▶ Entries

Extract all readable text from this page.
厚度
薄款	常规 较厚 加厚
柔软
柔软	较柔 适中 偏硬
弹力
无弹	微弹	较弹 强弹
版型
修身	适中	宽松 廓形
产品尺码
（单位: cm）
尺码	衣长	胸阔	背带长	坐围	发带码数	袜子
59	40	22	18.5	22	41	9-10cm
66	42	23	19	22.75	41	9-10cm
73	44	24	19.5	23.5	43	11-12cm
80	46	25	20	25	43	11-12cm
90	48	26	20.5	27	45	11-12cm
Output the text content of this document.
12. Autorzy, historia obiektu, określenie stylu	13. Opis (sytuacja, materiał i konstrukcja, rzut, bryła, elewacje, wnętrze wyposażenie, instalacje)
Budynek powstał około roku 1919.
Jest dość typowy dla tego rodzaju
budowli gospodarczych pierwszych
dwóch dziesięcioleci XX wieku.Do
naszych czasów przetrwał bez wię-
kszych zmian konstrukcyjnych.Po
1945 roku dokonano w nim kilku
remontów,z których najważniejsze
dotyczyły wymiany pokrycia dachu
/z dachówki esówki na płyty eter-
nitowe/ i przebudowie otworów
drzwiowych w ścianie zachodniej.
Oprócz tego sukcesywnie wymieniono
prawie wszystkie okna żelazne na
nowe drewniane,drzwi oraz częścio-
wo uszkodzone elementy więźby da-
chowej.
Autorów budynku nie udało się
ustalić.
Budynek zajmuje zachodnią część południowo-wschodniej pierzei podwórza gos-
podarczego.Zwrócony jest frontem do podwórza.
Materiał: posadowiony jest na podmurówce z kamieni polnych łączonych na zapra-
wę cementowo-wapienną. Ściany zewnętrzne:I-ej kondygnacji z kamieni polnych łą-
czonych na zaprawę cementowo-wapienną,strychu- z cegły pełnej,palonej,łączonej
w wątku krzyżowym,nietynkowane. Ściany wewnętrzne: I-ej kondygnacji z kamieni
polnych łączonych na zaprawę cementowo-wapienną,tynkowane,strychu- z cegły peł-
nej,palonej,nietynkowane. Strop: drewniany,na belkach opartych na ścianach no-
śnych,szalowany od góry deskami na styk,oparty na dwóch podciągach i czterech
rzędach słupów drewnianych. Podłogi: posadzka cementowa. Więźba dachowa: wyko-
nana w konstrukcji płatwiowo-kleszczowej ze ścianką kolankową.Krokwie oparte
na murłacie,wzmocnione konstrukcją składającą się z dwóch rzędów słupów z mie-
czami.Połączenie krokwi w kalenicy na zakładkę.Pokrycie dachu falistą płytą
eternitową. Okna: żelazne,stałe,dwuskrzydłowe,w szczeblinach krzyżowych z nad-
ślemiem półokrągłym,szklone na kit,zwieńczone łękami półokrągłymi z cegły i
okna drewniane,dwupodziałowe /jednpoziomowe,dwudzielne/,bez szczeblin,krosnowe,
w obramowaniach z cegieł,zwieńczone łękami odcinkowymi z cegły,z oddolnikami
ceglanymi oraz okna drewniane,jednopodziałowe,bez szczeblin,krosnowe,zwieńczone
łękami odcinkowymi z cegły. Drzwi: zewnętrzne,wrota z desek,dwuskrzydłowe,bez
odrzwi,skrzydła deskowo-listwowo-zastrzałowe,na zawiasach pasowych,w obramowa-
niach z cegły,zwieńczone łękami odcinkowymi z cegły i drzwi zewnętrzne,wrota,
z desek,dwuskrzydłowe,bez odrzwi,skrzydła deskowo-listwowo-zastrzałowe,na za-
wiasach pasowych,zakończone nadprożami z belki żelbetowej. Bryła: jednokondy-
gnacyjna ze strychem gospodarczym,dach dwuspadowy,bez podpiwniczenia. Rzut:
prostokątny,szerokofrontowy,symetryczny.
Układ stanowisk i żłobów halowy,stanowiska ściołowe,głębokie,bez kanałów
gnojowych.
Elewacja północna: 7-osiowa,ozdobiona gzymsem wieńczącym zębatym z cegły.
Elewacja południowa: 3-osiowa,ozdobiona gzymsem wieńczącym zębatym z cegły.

▶ Stated exercise
Extract all lines that hold the word "pasowych".

▶ Exercise solution
odrzwi,skrzydła deskowo-listwowo-zastrzałowe,na zawiasach pasowych,w obramowa-
wiasach pasowych,zakończone nadprożami z belki żelbetowej. Bryła: jednokondy-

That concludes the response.